↓↓↓

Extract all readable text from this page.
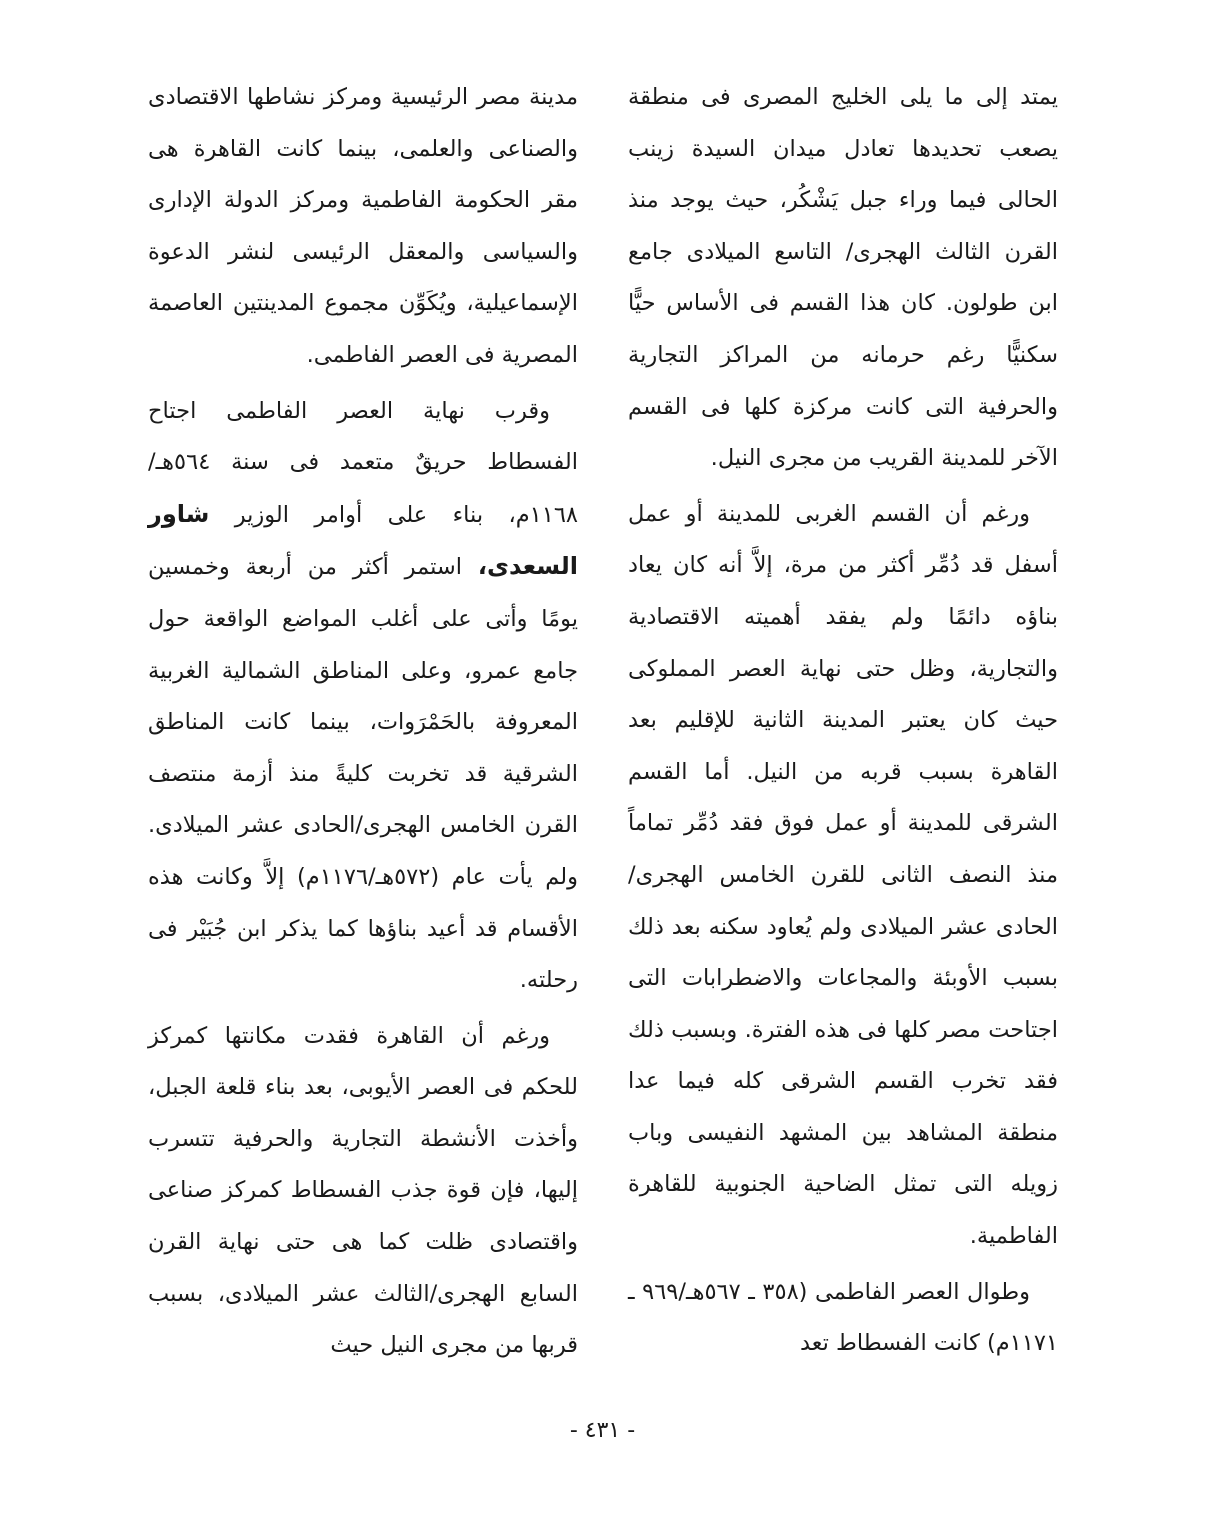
يمتد إلى ما يلى الخليج المصرى فى منطقة يصعب تحديدها تعادل ميدان السيدة زينب الحالى فيما وراء جبل يَشْكُر، حيث يوجد منذ القرن الثالث الهجرى/ التاسع الميلادى جامع ابن طولون. كان هذا القسم فى الأساس حيًّا سكنيًّا رغم حرمانه من المراكز التجارية والحرفية التى كانت مركزة كلها فى القسم الآخر للمدينة القريب من مجرى النيل.

ورغم أن القسم الغربى للمدينة أو عمل أسفل قد دُمِّر أكثر من مرة، إلاَّ أنه كان يعاد بناؤه دائمًا ولم يفقد أهميته الاقتصادية والتجارية، وظل حتى نهاية العصر المملوكى حيث كان يعتبر المدينة الثانية للإقليم بعد القاهرة بسبب قربه من النيل. أما القسم الشرقى للمدينة أو عمل فوق فقد دُمِّر تماماً منذ النصف الثانى للقرن الخامس الهجرى/ الحادى عشر الميلادى ولم يُعاود سكنه بعد ذلك بسبب الأوبئة والمجاعات والاضطرابات التى اجتاحت مصر كلها فى هذه الفترة. وبسبب ذلك فقد تخرب القسم الشرقى كله فيما عدا منطقة المشاهد بين المشهد النفيسى وباب زويله التى تمثل الضاحية الجنوبية للقاهرة الفاطمية.

وطوال العصر الفاطمى (٣٥٨ ـ ٥٦٧هـ/٩٦٩ ـ ١١٧١م) كانت الفسطاط تعد

مدينة مصر الرئيسية ومركز نشاطها الاقتصادى والصناعى والعلمى، بينما كانت القاهرة هى مقر الحكومة الفاطمية ومركز الدولة الإدارى والسياسى والمعقل الرئيسى لنشر الدعوة الإسماعيلية، ويُكَوِّن مجموع المدينتين العاصمة المصرية فى العصر الفاطمى.

وقرب نهاية العصر الفاطمى اجتاح الفسطاط حريقٌ متعمد فى سنة ٥٦٤هـ/١١٦٨م، بناء على أوامر الوزير شاور السعدى، استمر أكثر من أربعة وخمسين يومًا وأتى على أغلب المواضع الواقعة حول جامع عمرو، وعلى المناطق الشمالية الغربية المعروفة بالحَمْرَوات، بينما كانت المناطق الشرقية قد تخربت كليةً منذ أزمة منتصف القرن الخامس الهجرى/الحادى عشر الميلادى. ولم يأت عام (٥٧٢هـ/١١٧٦م) إلاَّ وكانت هذه الأقسام قد أعيد بناؤها كما يذكر ابن جُبَيْر فى رحلته.

ورغم أن القاهرة فقدت مكانتها كمركز للحكم فى العصر الأيوبى، بعد بناء قلعة الجبل، وأخذت الأنشطة التجارية والحرفية تتسرب إليها، فإن قوة جذب الفسطاط كمركز صناعى واقتصادى ظلت كما هى حتى نهاية القرن السابع الهجرى/الثالث عشر الميلادى، بسبب قربها من مجرى النيل حيث

- ٤٣١ -
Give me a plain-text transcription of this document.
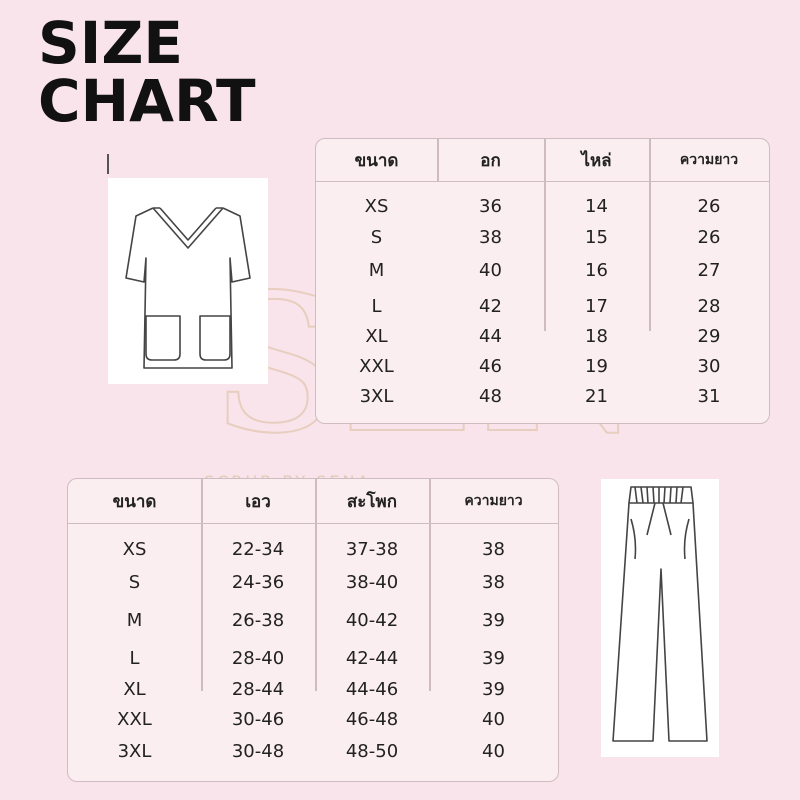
SIZE
CHART
ขนาด	อก	ไหล่	ความยาว
XS	36	14	26
S	38	15	26
M	40	16	27
L	42	17	28
XL	44	18	29
XXL	46	19	30
3XL	48	21	31
ขนาด	เอว	สะโพก	ความยาว
XS	22-34	37-38	38
S	24-36	38-40	38
M	26-38	40-42	39
L	28-40	42-44	39
XL	28-44	44-46	39
XXL	30-46	46-48	40
3XL	30-48	48-50	40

↑↑↑

◆ Written problem:
Retype all entries exactly as they appear, dropping the images.

◆ Solved problem:
Extract all readable text from this page.
يمتد إلى ما يلى الخليج المصرى فى منطقة يصعب تحديدها تعادل ميدان السيدة زينب الحالى فيما وراء جبل يَشْكُر، حيث يوجد منذ القرن الثالث الهجرى/ التاسع الميلادى جامع ابن طولون. كان هذا القسم فى الأساس حيًّا سكنيًّا رغم حرمانه من المراكز التجارية والحرفية التى كانت مركزة كلها فى القسم الآخر للمدينة القريب من مجرى النيل.

ورغم أن القسم الغربى للمدينة أو عمل أسفل قد دُمِّر أكثر من مرة، إلاَّ أنه كان يعاد بناؤه دائمًا ولم يفقد أهميته الاقتصادية والتجارية، وظل حتى نهاية العصر المملوكى حيث كان يعتبر المدينة الثانية للإقليم بعد القاهرة بسبب قربه من النيل. أما القسم الشرقى للمدينة أو عمل فوق فقد دُمِّر تماماً منذ النصف الثانى للقرن الخامس الهجرى/ الحادى عشر الميلادى ولم يُعاود سكنه بعد ذلك بسبب الأوبئة والمجاعات والاضطرابات التى اجتاحت مصر كلها فى هذه الفترة. وبسبب ذلك فقد تخرب القسم الشرقى كله فيما عدا منطقة المشاهد بين المشهد النفيسى وباب زويله التى تمثل الضاحية الجنوبية للقاهرة الفاطمية.

وطوال العصر الفاطمى (٣٥٨ ـ ٥٦٧هـ/٩٦٩ ـ ١١٧١م) كانت الفسطاط تعد

مدينة مصر الرئيسية ومركز نشاطها الاقتصادى والصناعى والعلمى، بينما كانت القاهرة هى مقر الحكومة الفاطمية ومركز الدولة الإدارى والسياسى والمعقل الرئيسى لنشر الدعوة الإسماعيلية، ويُكَوِّن مجموع المدينتين العاصمة المصرية فى العصر الفاطمى.

وقرب نهاية العصر الفاطمى اجتاح الفسطاط حريقٌ متعمد فى سنة ٥٦٤هـ/١١٦٨م، بناء على أوامر الوزير شاور السعدى، استمر أكثر من أربعة وخمسين يومًا وأتى على أغلب المواضع الواقعة حول جامع عمرو، وعلى المناطق الشمالية الغربية المعروفة بالحَمْرَوات، بينما كانت المناطق الشرقية قد تخربت كليةً منذ أزمة منتصف القرن الخامس الهجرى/الحادى عشر الميلادى. ولم يأت عام (٥٧٢هـ/١١٧٦م) إلاَّ وكانت هذه الأقسام قد أعيد بناؤها كما يذكر ابن جُبَيْر فى رحلته.

ورغم أن القاهرة فقدت مكانتها كمركز للحكم فى العصر الأيوبى، بعد بناء قلعة الجبل، وأخذت الأنشطة التجارية والحرفية تتسرب إليها، فإن قوة جذب الفسطاط كمركز صناعى واقتصادى ظلت كما هى حتى نهاية القرن السابع الهجرى/الثالث عشر الميلادى، بسبب قربها من مجرى النيل حيث

- ٤٣١ -
Give me a plain-text transcription of this document.
SIZE
CHART
ขนาด	อก	ไหล่	ความยาว
XS	36	14	26
S	38	15	26
M	40	16	27
L	42	17	28
XL	44	18	29
XXL	46	19	30
3XL	48	21	31
ขนาด	เอว	สะโพก	ความยาว
XS	22-34	37-38	38
S	24-36	38-40	38
M	26-38	40-42	39
L	28-40	42-44	39
XL	28-44	44-46	39
XXL	30-46	46-48	40
3XL	30-48	48-50	40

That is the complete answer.